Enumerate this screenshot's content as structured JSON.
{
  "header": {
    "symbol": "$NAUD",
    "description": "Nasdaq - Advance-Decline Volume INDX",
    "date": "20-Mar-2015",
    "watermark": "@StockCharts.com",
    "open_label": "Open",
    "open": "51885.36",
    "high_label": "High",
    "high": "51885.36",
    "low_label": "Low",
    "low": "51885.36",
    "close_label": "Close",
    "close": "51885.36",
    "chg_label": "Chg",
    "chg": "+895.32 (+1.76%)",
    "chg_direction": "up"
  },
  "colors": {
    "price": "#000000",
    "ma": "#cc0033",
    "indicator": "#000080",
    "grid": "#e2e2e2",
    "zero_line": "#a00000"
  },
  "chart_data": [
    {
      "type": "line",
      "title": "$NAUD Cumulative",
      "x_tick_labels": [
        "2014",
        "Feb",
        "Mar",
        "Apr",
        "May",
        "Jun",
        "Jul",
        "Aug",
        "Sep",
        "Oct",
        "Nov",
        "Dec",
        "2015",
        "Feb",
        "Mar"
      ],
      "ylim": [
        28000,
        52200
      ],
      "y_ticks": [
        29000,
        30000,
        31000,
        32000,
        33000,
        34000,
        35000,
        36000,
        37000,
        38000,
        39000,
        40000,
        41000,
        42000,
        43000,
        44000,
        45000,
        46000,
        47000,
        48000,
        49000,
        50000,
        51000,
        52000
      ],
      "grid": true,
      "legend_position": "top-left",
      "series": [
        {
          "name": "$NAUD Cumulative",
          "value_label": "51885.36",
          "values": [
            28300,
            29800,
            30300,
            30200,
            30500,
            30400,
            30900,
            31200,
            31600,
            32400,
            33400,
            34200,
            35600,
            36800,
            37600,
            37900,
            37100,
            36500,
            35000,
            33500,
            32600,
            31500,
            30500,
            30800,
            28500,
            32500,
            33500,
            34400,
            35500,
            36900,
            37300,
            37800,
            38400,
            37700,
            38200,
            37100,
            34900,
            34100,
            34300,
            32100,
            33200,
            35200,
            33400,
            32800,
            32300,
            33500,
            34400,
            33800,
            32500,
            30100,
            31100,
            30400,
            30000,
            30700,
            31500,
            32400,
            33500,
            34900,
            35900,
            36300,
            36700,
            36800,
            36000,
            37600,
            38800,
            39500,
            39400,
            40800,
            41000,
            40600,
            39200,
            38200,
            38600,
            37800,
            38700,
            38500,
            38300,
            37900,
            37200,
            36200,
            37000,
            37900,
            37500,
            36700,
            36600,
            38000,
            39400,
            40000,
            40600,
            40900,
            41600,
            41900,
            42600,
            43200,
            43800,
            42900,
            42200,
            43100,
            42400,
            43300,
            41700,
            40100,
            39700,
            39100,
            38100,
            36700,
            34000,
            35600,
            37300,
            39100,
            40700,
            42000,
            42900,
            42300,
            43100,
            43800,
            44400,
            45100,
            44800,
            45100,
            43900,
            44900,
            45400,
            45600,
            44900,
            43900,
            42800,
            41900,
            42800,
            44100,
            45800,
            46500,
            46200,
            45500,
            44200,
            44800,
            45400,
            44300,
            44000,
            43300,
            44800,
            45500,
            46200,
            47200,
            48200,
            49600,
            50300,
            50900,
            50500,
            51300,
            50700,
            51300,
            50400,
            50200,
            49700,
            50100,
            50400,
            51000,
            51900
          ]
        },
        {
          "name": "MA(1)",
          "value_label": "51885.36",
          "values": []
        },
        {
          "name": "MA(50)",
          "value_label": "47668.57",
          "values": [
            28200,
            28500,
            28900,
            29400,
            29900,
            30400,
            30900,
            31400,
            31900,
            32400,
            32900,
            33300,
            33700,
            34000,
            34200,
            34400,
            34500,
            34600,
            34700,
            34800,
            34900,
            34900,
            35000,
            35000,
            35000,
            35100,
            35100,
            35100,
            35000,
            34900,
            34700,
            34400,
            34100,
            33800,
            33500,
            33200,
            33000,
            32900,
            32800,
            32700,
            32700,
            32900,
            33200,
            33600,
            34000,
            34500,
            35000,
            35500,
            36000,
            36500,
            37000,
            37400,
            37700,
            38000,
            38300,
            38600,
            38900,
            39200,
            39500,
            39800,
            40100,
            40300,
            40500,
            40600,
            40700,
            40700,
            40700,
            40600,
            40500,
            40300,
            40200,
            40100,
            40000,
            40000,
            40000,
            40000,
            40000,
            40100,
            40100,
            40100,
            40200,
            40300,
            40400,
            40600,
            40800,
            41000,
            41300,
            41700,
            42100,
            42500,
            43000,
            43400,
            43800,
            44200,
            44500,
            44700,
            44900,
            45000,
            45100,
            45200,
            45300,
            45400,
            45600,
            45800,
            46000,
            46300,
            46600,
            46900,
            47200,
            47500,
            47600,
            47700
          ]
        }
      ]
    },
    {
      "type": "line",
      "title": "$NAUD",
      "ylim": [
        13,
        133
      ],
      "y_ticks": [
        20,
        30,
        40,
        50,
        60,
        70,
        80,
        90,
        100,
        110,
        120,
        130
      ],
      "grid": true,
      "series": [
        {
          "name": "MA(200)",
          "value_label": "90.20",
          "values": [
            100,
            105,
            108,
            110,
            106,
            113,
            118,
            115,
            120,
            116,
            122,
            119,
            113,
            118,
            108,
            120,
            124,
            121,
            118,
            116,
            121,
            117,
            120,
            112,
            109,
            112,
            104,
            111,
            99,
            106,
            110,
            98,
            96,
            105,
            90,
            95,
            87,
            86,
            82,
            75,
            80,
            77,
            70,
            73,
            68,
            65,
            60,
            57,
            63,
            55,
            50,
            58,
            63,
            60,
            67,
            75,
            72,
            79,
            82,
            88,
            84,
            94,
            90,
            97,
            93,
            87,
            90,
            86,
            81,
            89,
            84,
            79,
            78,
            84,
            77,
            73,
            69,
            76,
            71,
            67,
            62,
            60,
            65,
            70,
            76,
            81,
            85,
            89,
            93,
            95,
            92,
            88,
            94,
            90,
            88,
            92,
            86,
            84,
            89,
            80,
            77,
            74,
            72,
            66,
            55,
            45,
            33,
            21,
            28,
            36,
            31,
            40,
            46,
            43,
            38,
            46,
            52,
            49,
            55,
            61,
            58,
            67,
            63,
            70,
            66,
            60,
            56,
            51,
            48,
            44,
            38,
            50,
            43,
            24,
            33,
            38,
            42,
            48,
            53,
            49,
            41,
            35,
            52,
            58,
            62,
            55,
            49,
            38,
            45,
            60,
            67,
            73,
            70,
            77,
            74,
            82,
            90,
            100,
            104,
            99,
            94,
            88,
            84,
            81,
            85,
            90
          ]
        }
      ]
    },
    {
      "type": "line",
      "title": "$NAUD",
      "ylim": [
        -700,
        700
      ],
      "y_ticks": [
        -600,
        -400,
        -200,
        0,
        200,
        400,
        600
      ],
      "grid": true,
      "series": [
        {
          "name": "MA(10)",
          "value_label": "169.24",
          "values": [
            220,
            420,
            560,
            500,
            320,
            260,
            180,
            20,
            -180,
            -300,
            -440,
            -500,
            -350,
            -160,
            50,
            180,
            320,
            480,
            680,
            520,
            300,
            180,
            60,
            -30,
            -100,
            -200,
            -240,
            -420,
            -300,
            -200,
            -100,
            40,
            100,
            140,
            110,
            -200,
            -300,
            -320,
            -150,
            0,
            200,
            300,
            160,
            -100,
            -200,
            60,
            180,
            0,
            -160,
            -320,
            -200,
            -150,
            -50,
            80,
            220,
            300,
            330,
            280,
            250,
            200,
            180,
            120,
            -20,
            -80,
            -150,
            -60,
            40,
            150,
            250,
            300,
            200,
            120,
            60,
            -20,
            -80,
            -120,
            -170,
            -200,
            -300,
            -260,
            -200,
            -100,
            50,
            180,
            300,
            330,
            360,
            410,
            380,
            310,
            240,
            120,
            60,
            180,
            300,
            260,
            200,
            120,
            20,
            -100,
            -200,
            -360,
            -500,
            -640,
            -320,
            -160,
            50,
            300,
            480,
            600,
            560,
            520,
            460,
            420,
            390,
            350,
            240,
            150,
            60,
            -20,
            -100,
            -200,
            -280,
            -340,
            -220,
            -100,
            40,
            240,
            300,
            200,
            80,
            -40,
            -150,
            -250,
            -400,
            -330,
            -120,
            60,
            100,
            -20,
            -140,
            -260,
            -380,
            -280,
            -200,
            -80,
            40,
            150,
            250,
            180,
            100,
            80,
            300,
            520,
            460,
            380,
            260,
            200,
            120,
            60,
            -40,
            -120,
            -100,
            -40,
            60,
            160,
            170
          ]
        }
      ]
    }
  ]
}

========================================

State how many lines of the listing include "name", and nothing more.

**Reply:** 5